_AIM OF THE EXERCISE:_
Copy every line that mentions the word "name".

(Records from a data collection)
────────

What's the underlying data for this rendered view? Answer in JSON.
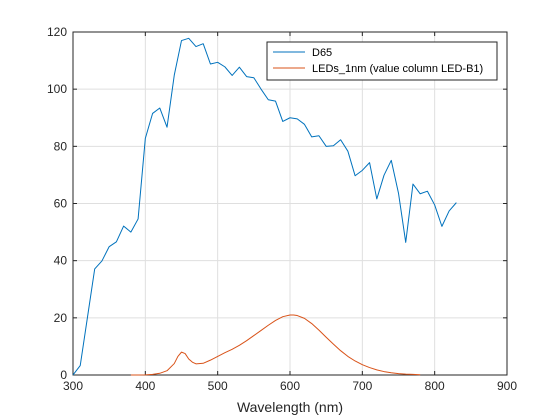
{
  "chart_data": {
    "type": "line",
    "title": "",
    "xlabel": "Wavelength (nm)",
    "ylabel": "",
    "xlim": [
      300,
      900
    ],
    "ylim": [
      0,
      120
    ],
    "xticks": [
      300,
      400,
      500,
      600,
      700,
      800,
      900
    ],
    "yticks": [
      0,
      20,
      40,
      60,
      80,
      100,
      120
    ],
    "grid": true,
    "legend_position": "top-right",
    "series": [
      {
        "name": "D65",
        "color": "#0072BD",
        "x": [
          300,
          310,
          320,
          330,
          340,
          350,
          360,
          370,
          380,
          390,
          400,
          410,
          420,
          430,
          440,
          450,
          460,
          470,
          480,
          490,
          500,
          510,
          520,
          530,
          540,
          550,
          560,
          570,
          580,
          590,
          600,
          610,
          620,
          630,
          640,
          650,
          660,
          670,
          680,
          690,
          700,
          710,
          720,
          730,
          740,
          750,
          760,
          770,
          780,
          790,
          800,
          810,
          820,
          830
        ],
        "y": [
          0.03,
          3.3,
          20.2,
          37.1,
          39.9,
          44.9,
          46.6,
          52.1,
          50.0,
          54.6,
          82.8,
          91.5,
          93.4,
          86.7,
          104.9,
          117.0,
          117.8,
          114.9,
          115.9,
          108.8,
          109.4,
          107.8,
          104.8,
          107.7,
          104.4,
          104.0,
          100.0,
          96.3,
          95.8,
          88.7,
          90.0,
          89.6,
          87.7,
          83.3,
          83.7,
          80.0,
          80.2,
          82.3,
          78.3,
          69.7,
          71.6,
          74.3,
          61.6,
          69.9,
          75.1,
          63.6,
          46.4,
          66.8,
          63.4,
          64.3,
          59.5,
          52.0,
          57.4,
          60.3
        ]
      },
      {
        "name": "LEDs_1nm (value column LED-B1)",
        "color": "#D95319",
        "x": [
          380,
          390,
          400,
          410,
          420,
          430,
          440,
          445,
          450,
          455,
          460,
          465,
          470,
          480,
          490,
          500,
          510,
          520,
          530,
          540,
          550,
          560,
          570,
          580,
          590,
          600,
          605,
          610,
          620,
          630,
          640,
          650,
          660,
          670,
          680,
          690,
          700,
          710,
          720,
          730,
          740,
          750,
          760,
          770,
          780
        ],
        "y": [
          0,
          0,
          0.05,
          0.2,
          0.6,
          1.5,
          4.0,
          6.5,
          8.0,
          7.5,
          5.6,
          4.5,
          3.9,
          4.1,
          5.2,
          6.5,
          7.8,
          9.0,
          10.4,
          12.0,
          13.8,
          15.6,
          17.4,
          19.1,
          20.4,
          21.0,
          21.0,
          20.8,
          19.8,
          18.0,
          15.7,
          13.2,
          10.8,
          8.5,
          6.5,
          4.9,
          3.6,
          2.6,
          1.8,
          1.2,
          0.8,
          0.5,
          0.3,
          0.2,
          0.1
        ]
      }
    ]
  }
}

────────

_RESPONSE:_
        "name": "D65",
        "name": "LEDs_1nm (value column LED-B1)",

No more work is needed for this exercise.